= TEXT =
Security Risk Assessment Worksheet

Required under 45 CFR §164.308(a)(1)(ii)(A) — Document threats, vulnerabilities, and risk levels for all systems containing ePHI.

The HIPAA Security Rule requires covered entities and business associates to conduct an accurate and thorough assessment of potential risks and vulnerabilities to the confidentiality, integrity, and availability of ePHI. This worksheet provides a structured format for that assessment.

Organization Information

Organization Name:

Assessment Date:

Conducted By:

HIPAA Security Officer:

Step 1: ePHI Inventory

Identify all systems, applications, and locations where ePHI is created, received, maintained, or transmitted.

System / Application	ePHI Types Stored	Location (Cloud / On-Prem)	Users with Access	Vendor (if applicable)

= PROBLEM =
Summarize the risk assessment worksheet above in two sentences.

= DATA EXCERPTS =
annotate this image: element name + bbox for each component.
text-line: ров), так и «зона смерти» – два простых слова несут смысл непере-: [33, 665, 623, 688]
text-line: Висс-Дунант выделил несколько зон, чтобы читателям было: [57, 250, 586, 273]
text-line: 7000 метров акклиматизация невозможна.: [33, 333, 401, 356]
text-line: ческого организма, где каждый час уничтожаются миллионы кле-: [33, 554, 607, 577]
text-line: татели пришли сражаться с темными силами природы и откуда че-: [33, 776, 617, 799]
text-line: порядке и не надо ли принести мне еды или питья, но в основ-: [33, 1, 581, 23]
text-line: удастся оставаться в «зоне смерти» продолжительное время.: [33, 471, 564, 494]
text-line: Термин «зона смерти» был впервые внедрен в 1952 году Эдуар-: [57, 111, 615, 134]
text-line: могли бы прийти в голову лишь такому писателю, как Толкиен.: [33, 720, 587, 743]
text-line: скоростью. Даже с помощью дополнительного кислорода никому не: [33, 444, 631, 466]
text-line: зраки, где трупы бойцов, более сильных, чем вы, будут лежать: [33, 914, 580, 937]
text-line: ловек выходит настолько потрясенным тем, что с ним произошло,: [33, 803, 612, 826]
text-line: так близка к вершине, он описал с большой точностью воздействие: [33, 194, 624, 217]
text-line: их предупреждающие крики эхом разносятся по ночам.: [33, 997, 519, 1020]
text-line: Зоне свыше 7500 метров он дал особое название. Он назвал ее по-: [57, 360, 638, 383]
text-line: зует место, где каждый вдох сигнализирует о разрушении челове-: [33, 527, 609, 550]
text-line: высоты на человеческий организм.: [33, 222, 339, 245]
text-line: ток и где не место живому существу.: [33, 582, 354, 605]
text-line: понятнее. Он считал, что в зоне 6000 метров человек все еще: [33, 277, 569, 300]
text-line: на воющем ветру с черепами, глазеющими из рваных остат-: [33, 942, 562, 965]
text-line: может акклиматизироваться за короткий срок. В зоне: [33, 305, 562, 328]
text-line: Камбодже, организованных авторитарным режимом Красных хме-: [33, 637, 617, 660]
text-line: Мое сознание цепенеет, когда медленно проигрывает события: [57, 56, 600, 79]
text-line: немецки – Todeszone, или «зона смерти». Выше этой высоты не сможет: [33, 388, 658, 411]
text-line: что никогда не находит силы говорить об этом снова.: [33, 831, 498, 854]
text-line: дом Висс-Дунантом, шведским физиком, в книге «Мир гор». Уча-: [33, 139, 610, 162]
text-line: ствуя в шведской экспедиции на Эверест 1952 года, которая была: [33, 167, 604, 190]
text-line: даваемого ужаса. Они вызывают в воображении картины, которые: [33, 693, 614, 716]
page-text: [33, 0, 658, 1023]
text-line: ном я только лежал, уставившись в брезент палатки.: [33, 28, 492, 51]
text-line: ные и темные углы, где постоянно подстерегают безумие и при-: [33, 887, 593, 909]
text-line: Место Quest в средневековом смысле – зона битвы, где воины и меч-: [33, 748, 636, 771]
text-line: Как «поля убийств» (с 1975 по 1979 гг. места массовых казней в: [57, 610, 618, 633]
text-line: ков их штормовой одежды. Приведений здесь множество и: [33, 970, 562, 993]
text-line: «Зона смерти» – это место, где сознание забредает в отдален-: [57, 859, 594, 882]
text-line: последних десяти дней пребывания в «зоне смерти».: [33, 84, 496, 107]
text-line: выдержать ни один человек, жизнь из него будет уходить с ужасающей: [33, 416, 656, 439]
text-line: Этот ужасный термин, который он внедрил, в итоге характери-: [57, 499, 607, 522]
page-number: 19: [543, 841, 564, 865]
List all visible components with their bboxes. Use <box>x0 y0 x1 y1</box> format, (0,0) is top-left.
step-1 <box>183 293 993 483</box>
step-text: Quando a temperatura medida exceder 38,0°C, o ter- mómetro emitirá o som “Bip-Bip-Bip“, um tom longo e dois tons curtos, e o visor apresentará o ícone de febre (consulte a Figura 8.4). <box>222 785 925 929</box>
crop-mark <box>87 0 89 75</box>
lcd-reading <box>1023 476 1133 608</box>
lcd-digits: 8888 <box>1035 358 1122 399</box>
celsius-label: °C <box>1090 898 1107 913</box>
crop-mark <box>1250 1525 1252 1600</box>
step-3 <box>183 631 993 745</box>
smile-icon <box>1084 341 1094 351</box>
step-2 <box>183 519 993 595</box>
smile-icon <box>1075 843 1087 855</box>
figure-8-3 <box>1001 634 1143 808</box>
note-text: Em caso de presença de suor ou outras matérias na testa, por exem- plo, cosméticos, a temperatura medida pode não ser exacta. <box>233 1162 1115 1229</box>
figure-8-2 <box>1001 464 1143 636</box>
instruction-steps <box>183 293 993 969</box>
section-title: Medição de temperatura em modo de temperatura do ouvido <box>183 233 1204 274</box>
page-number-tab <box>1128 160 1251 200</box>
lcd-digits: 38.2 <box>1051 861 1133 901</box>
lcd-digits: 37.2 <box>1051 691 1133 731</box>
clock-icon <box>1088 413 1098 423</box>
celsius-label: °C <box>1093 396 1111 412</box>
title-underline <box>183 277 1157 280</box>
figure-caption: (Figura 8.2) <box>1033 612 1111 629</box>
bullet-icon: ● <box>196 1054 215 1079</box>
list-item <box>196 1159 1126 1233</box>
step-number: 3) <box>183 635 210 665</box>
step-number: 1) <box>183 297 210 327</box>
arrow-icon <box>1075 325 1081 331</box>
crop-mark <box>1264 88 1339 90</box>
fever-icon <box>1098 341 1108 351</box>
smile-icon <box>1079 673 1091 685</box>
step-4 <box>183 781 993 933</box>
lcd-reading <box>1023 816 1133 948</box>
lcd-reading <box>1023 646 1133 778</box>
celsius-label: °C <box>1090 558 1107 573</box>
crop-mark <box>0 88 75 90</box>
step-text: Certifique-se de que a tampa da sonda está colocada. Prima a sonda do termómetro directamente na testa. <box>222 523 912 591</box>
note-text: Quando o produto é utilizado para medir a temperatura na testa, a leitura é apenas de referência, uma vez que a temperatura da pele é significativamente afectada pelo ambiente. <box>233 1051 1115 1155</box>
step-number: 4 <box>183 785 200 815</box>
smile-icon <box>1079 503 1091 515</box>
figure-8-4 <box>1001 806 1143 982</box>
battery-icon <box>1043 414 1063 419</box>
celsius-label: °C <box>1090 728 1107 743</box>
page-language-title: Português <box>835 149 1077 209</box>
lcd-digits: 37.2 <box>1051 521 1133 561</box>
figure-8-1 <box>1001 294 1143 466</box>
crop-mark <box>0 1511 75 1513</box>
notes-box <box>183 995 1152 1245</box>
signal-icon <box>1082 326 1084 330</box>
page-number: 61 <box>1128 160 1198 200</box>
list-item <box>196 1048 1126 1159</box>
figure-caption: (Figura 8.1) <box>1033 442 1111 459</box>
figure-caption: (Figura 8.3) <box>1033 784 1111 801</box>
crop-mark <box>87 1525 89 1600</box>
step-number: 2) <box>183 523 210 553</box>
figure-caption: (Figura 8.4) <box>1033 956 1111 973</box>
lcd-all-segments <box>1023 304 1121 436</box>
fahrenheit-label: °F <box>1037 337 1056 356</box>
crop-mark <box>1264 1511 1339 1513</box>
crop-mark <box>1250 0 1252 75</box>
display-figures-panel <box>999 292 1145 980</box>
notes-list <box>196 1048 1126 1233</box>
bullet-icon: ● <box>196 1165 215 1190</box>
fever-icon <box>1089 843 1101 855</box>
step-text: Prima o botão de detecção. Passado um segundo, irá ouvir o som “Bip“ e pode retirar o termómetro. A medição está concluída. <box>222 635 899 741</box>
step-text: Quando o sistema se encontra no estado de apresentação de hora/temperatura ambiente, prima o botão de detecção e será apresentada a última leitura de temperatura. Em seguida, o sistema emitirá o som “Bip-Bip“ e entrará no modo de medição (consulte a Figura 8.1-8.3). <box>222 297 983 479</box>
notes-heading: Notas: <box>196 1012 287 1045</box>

= RESULT FOR THIS EXERCISE =
The worksheet gives covered entities and business associates a structured format for the accurate and thorough assessment that the HIPAA Security Rule requires of potential risks and vulnerabilities to the confidentiality, integrity, and availability of ePHI, documenting threats, vulnerabilities, and risk levels as required under 45 CFR §164.308(a)(1)(ii)(A). It begins with organization information and then, as Step 1, an ePHI inventory of all systems, applications, and locations where ePHI is created, received, maintained, or transmitted, listing the ePHI types stored, the location, the users with access, and any vendor.